---------- Listed records

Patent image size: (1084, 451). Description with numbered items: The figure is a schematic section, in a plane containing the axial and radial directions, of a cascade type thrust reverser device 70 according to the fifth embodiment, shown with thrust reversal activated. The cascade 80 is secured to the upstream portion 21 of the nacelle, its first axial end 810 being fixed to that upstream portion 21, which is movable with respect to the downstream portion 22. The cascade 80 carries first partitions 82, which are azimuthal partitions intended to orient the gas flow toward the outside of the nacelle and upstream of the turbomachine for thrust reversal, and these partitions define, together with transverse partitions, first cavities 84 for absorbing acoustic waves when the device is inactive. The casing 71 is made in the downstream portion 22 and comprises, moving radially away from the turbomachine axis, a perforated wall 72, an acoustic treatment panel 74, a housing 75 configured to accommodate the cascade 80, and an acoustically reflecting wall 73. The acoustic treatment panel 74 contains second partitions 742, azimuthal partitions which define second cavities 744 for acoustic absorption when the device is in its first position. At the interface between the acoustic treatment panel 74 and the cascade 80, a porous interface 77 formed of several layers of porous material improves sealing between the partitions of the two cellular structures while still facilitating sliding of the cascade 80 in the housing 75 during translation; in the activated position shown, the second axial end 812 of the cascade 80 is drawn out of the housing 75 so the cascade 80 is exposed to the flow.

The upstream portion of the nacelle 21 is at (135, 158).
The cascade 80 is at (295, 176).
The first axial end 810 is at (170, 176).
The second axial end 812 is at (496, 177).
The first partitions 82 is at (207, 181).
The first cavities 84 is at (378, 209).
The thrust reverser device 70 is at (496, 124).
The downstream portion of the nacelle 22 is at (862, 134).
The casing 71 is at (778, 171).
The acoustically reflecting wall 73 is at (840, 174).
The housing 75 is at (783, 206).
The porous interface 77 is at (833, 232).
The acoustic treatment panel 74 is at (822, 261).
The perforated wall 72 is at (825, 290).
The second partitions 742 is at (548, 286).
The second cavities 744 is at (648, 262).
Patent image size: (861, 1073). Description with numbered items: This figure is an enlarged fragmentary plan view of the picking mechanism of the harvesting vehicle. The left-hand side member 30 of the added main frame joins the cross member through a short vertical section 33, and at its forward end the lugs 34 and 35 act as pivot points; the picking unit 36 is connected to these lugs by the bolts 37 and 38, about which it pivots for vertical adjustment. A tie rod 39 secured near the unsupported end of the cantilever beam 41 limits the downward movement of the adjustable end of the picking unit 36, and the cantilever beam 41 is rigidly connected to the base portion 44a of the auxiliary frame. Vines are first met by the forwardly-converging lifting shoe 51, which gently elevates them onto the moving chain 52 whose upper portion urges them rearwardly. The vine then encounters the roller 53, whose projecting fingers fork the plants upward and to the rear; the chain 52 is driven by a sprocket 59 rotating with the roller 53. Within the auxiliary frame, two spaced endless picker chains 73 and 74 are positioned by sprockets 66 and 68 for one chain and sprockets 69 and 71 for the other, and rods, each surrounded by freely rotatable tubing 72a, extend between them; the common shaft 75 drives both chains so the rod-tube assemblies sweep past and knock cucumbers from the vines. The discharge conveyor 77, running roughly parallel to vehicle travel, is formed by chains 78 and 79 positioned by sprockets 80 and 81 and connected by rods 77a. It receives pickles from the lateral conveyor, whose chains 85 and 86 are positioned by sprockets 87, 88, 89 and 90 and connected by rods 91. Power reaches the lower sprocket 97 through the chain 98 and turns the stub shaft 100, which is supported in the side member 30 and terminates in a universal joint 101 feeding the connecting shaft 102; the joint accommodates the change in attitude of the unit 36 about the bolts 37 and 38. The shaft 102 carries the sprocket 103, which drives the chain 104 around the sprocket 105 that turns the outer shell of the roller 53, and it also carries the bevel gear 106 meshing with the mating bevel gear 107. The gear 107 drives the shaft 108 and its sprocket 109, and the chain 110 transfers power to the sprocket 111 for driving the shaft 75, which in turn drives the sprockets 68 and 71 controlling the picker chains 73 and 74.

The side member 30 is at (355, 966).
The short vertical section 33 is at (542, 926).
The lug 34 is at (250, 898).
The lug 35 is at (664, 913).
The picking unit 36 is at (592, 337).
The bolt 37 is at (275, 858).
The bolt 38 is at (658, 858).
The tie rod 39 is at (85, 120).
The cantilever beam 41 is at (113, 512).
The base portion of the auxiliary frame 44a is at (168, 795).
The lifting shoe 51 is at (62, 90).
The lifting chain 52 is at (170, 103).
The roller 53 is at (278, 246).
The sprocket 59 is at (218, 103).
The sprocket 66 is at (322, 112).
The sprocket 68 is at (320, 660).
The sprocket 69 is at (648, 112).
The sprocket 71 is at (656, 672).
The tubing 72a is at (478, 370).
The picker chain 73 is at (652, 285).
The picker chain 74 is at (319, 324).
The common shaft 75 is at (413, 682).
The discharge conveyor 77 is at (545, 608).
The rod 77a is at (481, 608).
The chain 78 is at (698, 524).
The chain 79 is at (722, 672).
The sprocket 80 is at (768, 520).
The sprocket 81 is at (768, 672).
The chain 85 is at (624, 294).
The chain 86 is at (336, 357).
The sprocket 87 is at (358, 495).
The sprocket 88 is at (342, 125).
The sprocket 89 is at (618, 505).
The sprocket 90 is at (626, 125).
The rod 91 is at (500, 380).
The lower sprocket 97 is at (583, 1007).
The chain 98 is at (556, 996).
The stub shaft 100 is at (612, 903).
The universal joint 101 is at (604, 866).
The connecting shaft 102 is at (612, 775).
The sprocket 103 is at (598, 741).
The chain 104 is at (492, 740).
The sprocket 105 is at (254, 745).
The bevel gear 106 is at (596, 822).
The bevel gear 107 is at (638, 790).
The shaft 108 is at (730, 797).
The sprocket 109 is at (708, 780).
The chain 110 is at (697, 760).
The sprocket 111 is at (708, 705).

--------------------

▸ **Work to complete**
Could you render the entire listing above as a numbered list, without the blank lines?

▸ **Solution to the problem**
1. Patent image size: (1084, 451). Description with numbered items: The figure is a schematic section, in a plane containing the axial and radial directions, of a cascade type thrust reverser device 70 according to the fifth embodiment, shown with thrust reversal activated. The cascade 80 is secured to the upstream portion 21 of the nacelle, its first axial end 810 being fixed to that upstream portion 21, which is movable with respect to the downstream portion 22. The cascade 80 carries first partitions 82, which are azimuthal partitions intended to orient the gas flow toward the outside of the nacelle and upstream of the turbomachine for thrust reversal, and these partitions define, together with transverse partitions, first cavities 84 for absorbing acoustic waves when the device is inactive. The casing 71 is made in the downstream portion 22 and comprises, moving radially away from the turbomachine axis, a perforated wall 72, an acoustic treatment panel 74, a housing 75 configured to accommodate the cascade 80, and an acoustically reflecting wall 73. The acoustic treatment panel 74 contains second partitions 742, azimuthal partitions which define second cavities 744 for acoustic absorption when the device is in its first position. At the interface between the acoustic treatment panel 74 and the cascade 80, a porous interface 77 formed of several layers of porous material improves sealing between the partitions of the two cellular structures while still facilitating sliding of the cascade 80 in the housing 75 during translation; in the activated position shown, the second axial end 812 of the cascade 80 is drawn out of the housing 75 so the cascade 80 is exposed to the flow.
2. The upstream portion of the nacelle 21 is at (135, 158).
3. The cascade 80 is at (295, 176).
4. The first axial end 810 is at (170, 176).
5. The second axial end 812 is at (496, 177).
6. The first partitions 82 is at (207, 181).
7. The first cavities 84 is at (378, 209).
8. The thrust reverser device 70 is at (496, 124).
9. The downstream portion of the nacelle 22 is at (862, 134).
10. The casing 71 is at (778, 171).
11. The acoustically reflecting wall 73 is at (840, 174).
12. The housing 75 is at (783, 206).
13. The porous interface 77 is at (833, 232).
14. The acoustic treatment panel 74 is at (822, 261).
15. The perforated wall 72 is at (825, 290).
16. The second partitions 742 is at (548, 286).
17. The second cavities 744 is at (648, 262).
18. Patent image size: (861, 1073). Description with numbered items: This figure is an enlarged fragmentary plan view of the picking mechanism of the harvesting vehicle. The left-hand side member 30 of the added main frame joins the cross member through a short vertical section 33, and at its forward end the lugs 34 and 35 act as pivot points; the picking unit 36 is connected to these lugs by the bolts 37 and 38, about which it pivots for vertical adjustment. A tie rod 39 secured near the unsupported end of the cantilever beam 41 limits the downward movement of the adjustable end of the picking unit 36, and the cantilever beam 41 is rigidly connected to the base portion 44a of the auxiliary frame. Vines are first met by the forwardly-converging lifting shoe 51, which gently elevates them onto the moving chain 52 whose upper portion urges them rearwardly. The vine then encounters the roller 53, whose projecting fingers fork the plants upward and to the rear; the chain 52 is driven by a sprocket 59 rotating with the roller 53. Within the auxiliary frame, two spaced endless picker chains 73 and 74 are positioned by sprockets 66 and 68 for one chain and sprockets 69 and 71 for the other, and rods, each surrounded by freely rotatable tubing 72a, extend between them; the common shaft 75 drives both chains so the rod-tube assemblies sweep past and knock cucumbers from the vines. The discharge conveyor 77, running roughly parallel to vehicle travel, is formed by chains 78 and 79 positioned by sprockets 80 and 81 and connected by rods 77a. It receives pickles from the lateral conveyor, whose chains 85 and 86 are positioned by sprockets 87, 88, 89 and 90 and connected by rods 91. Power reaches the lower sprocket 97 through the chain 98 and turns the stub shaft 100, which is supported in the side member 30 and terminates in a universal joint 101 feeding the connecting shaft 102; the joint accommodates the change in attitude of the unit 36 about the bolts 37 and 38. The shaft 102 carries the sprocket 103, which drives the chain 104 around the sprocket 105 that turns the outer shell of the roller 53, and it also carries the bevel gear 106 meshing with the mating bevel gear 107. The gear 107 drives the shaft 108 and its sprocket 109, and the chain 110 transfers power to the sprocket 111 for driving the shaft 75, which in turn drives the sprockets 68 and 71 controlling the picker chains 73 and 74.
19. The side member 30 is at (355, 966).
20. The short vertical section 33 is at (542, 926).
21. The lug 34 is at (250, 898).
22. The lug 35 is at (664, 913).
23. The picking unit 36 is at (592, 337).
24. The bolt 37 is at (275, 858).
25. The bolt 38 is at (658, 858).
26. The tie rod 39 is at (85, 120).
27. The cantilever beam 41 is at (113, 512).
28. The base portion of the auxiliary frame 44a is at (168, 795).
29. The lifting shoe 51 is at (62, 90).
30. The lifting chain 52 is at (170, 103).
31. The roller 53 is at (278, 246).
32. The sprocket 59 is at (218, 103).
33. The sprocket 66 is at (322, 112).
34. The sprocket 68 is at (320, 660).
35. The sprocket 69 is at (648, 112).
36. The sprocket 71 is at (656, 672).
37. The tubing 72a is at (478, 370).
38. The picker chain 73 is at (652, 285).
39. The picker chain 74 is at (319, 324).
40. The common shaft 75 is at (413, 682).
41. The discharge conveyor 77 is at (545, 608).
42. The rod 77a is at (481, 608).
43. The chain 78 is at (698, 524).
44. The chain 79 is at (722, 672).
45. The sprocket 80 is at (768, 520).
46. The sprocket 81 is at (768, 672).
47. The chain 85 is at (624, 294).
48. The chain 86 is at (336, 357).
49. The sprocket 87 is at (358, 495).
50. The sprocket 88 is at (342, 125).
51. The sprocket 89 is at (618, 505).
52. The sprocket 90 is at (626, 125).
53. The rod 91 is at (500, 380).
54. The lower sprocket 97 is at (583, 1007).
55. The chain 98 is at (556, 996).
56. The stub shaft 100 is at (612, 903).
57. The universal joint 101 is at (604, 866).
58. The connecting shaft 102 is at (612, 775).
59. The sprocket 103 is at (598, 741).
60. The chain 104 is at (492, 740).
61. The sprocket 105 is at (254, 745).
62. The bevel gear 106 is at (596, 822).
63. The bevel gear 107 is at (638, 790).
64. The shaft 108 is at (730, 797).
65. The sprocket 109 is at (708, 780).
66. The chain 110 is at (697, 760).
67. The sprocket 111 is at (708, 705).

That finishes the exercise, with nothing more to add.